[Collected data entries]

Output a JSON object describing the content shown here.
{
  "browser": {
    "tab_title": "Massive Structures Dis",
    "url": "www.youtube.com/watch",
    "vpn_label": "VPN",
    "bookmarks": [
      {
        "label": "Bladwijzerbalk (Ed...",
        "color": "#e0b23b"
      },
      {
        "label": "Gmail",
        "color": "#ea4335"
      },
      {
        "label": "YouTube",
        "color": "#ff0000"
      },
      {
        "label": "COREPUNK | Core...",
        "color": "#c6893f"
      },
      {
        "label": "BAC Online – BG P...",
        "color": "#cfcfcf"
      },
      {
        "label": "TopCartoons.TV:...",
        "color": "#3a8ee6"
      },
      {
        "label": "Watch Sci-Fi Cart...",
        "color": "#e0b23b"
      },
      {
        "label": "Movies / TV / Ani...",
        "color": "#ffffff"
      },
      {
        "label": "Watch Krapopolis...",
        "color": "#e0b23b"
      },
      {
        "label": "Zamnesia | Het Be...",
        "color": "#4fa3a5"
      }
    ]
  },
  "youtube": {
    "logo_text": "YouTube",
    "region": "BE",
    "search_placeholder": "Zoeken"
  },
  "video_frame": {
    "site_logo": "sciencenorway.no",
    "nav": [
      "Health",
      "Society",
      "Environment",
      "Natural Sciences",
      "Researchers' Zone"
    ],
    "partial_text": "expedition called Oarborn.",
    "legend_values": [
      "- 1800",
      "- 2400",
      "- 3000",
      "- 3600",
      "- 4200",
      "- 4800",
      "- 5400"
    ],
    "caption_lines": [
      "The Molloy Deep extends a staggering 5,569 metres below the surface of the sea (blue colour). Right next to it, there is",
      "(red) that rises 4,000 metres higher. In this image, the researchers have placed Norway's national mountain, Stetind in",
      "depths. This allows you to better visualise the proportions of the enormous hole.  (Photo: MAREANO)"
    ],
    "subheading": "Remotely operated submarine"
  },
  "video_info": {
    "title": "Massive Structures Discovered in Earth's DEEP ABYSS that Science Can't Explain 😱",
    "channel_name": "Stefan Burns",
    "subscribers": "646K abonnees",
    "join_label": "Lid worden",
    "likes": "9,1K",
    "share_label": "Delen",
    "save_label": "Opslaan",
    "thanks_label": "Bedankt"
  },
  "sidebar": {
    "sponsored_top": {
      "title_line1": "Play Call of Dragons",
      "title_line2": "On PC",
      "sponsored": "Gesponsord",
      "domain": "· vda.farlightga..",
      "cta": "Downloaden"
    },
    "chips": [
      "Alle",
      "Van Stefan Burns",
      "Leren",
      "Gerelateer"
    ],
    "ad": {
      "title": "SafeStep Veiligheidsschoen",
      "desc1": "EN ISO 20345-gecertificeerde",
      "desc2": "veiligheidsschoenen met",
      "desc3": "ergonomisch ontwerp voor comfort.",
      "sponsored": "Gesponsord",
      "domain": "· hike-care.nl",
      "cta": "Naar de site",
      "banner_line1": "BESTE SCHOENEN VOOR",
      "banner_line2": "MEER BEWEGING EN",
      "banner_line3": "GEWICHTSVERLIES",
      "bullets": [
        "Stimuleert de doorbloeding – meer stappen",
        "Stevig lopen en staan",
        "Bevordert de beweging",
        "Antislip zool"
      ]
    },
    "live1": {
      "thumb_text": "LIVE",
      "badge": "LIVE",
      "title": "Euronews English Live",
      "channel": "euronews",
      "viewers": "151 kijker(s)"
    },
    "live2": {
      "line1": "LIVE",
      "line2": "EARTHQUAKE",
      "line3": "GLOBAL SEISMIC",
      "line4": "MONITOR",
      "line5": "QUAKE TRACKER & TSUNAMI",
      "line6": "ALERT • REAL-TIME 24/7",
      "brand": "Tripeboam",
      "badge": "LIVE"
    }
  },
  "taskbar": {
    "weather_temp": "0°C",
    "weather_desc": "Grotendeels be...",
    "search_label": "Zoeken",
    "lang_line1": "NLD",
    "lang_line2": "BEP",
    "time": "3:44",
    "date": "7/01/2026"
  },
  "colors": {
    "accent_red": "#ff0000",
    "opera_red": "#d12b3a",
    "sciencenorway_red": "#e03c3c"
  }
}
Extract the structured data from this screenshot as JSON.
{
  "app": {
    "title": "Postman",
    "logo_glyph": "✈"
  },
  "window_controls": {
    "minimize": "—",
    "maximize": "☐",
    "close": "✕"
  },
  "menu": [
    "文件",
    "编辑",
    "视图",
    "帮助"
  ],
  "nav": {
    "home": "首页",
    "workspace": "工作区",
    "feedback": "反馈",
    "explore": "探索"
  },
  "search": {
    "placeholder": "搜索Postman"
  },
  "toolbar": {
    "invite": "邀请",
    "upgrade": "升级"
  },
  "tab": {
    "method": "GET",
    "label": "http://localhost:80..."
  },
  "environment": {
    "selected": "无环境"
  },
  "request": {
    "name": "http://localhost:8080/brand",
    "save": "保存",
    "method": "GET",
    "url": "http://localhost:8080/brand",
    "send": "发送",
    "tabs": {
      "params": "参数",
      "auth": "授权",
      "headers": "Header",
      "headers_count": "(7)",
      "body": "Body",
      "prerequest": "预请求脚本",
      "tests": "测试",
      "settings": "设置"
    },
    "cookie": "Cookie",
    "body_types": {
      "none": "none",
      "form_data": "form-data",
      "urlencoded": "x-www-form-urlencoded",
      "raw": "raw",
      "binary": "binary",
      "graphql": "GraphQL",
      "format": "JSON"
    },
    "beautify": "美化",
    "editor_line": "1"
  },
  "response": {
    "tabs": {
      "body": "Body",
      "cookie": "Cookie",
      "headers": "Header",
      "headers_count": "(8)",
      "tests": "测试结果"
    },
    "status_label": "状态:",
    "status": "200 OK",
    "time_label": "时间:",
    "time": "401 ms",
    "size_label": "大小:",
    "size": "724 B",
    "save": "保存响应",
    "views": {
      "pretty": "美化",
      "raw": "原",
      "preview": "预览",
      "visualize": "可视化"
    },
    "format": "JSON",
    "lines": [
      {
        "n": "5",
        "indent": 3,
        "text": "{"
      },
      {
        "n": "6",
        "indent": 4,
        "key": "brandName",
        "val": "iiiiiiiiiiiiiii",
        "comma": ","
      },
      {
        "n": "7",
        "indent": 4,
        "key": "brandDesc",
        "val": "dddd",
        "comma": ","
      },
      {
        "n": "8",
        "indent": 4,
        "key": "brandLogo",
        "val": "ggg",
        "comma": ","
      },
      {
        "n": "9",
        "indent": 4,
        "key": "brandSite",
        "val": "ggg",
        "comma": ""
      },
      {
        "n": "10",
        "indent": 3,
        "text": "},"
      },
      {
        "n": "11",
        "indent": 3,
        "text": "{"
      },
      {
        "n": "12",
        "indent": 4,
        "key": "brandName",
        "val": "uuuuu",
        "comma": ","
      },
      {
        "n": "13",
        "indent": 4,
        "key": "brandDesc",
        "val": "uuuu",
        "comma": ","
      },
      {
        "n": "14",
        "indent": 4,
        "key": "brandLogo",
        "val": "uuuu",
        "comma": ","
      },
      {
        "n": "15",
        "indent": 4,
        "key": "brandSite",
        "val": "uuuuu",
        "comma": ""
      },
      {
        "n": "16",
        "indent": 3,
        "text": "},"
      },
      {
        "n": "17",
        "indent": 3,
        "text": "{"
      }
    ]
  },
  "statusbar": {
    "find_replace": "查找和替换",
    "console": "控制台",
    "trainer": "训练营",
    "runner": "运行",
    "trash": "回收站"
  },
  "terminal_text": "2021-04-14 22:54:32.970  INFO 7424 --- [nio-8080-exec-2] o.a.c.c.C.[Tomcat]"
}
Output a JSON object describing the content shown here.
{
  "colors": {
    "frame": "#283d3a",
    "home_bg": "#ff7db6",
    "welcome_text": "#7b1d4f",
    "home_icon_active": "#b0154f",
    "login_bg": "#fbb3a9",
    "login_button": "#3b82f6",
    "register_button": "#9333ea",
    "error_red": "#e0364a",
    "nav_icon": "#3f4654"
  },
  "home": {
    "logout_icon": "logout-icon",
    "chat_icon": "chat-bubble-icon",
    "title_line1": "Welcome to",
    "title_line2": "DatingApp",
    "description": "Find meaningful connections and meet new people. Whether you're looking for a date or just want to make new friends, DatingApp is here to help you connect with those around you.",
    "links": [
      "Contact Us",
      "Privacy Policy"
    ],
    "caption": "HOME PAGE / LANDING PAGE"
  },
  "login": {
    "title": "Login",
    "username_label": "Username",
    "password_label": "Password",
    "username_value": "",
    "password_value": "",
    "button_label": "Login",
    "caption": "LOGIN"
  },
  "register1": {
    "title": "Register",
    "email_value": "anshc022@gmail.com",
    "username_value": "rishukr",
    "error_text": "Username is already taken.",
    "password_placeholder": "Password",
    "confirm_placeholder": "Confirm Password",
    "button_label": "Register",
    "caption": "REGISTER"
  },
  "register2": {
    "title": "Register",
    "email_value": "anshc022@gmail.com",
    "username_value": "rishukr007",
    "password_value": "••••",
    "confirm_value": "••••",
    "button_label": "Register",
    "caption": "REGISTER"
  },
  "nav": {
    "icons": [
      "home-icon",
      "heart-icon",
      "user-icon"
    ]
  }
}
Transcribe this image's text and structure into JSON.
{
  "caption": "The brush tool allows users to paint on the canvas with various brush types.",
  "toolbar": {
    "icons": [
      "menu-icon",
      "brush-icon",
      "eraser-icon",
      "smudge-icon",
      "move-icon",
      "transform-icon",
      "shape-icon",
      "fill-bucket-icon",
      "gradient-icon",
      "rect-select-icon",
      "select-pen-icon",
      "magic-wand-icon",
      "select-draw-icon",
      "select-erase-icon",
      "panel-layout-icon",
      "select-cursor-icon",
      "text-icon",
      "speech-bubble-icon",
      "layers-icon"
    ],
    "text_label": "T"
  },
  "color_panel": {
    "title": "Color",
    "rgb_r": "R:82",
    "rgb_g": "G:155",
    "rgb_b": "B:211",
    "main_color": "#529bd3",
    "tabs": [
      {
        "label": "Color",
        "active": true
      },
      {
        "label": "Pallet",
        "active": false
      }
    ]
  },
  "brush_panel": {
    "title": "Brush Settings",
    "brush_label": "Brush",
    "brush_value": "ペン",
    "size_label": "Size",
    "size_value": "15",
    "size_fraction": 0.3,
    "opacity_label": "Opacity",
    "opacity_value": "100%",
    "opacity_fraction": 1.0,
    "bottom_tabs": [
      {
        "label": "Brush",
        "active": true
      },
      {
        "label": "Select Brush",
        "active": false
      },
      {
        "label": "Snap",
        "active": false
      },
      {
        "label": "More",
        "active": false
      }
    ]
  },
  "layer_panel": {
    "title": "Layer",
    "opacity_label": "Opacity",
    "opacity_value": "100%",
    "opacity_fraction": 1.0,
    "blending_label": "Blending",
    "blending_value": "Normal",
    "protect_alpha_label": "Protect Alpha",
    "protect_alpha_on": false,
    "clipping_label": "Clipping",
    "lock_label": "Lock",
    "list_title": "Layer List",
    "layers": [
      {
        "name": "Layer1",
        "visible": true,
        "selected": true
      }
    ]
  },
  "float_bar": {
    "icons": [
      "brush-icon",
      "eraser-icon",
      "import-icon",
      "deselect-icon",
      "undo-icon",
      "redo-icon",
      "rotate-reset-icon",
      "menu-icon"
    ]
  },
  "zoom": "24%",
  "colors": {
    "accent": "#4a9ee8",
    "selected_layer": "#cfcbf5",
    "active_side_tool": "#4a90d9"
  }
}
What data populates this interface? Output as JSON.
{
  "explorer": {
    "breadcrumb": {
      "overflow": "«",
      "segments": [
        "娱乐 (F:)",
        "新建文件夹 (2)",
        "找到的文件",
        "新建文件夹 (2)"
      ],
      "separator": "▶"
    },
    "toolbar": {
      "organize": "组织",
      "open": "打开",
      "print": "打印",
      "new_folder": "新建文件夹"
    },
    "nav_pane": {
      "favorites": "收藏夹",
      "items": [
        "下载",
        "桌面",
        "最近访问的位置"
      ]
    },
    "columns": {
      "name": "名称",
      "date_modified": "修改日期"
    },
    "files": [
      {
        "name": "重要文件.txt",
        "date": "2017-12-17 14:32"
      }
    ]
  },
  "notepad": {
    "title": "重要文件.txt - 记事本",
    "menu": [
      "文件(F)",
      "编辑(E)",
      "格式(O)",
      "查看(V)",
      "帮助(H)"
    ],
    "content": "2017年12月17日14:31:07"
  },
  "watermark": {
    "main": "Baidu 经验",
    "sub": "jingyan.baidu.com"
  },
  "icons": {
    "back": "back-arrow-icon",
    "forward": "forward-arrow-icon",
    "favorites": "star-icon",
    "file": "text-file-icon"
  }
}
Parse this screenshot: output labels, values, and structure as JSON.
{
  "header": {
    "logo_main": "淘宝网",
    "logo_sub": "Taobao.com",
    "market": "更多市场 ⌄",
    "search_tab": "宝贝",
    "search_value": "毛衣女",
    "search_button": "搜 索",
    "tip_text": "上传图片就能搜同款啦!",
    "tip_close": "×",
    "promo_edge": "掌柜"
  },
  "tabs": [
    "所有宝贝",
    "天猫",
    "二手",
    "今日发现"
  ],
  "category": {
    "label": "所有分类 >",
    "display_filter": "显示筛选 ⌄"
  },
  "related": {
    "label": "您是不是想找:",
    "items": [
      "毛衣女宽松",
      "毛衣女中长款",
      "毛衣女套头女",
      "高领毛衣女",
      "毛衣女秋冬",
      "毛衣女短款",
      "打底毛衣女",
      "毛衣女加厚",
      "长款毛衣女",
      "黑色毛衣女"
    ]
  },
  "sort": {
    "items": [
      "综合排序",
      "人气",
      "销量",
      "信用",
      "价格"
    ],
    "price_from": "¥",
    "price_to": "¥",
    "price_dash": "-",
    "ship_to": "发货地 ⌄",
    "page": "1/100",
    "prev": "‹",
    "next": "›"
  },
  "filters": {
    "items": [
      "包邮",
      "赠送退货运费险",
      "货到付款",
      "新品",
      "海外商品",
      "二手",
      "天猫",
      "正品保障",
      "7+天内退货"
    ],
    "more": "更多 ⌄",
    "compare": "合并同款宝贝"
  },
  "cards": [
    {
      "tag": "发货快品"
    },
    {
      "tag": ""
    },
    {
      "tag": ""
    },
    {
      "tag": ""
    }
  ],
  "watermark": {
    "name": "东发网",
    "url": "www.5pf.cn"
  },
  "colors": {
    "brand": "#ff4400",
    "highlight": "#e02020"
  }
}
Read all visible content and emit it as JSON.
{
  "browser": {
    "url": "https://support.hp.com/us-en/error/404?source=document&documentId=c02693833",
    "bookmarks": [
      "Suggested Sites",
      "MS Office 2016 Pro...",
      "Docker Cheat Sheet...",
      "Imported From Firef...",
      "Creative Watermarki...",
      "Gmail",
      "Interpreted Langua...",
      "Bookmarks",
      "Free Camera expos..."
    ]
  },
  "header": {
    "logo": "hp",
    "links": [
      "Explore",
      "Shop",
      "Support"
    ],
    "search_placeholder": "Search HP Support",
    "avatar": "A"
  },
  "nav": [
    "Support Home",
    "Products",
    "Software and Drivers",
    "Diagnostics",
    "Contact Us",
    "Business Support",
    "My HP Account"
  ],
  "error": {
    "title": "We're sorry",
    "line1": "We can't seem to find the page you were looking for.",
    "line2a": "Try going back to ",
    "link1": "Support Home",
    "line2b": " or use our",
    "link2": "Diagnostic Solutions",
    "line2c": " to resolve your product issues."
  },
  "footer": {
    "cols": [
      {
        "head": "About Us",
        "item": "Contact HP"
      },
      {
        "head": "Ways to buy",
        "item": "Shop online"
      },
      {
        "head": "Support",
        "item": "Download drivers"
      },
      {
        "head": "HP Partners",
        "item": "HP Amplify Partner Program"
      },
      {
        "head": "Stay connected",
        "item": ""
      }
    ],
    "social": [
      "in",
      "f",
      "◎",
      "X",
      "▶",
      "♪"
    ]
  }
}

■ EXERCISE
Go through the records and gather the lines that hold "visible".

■ EXERCISE ANSWER
        "visible": true,
Read all visible content and emit it as JSON.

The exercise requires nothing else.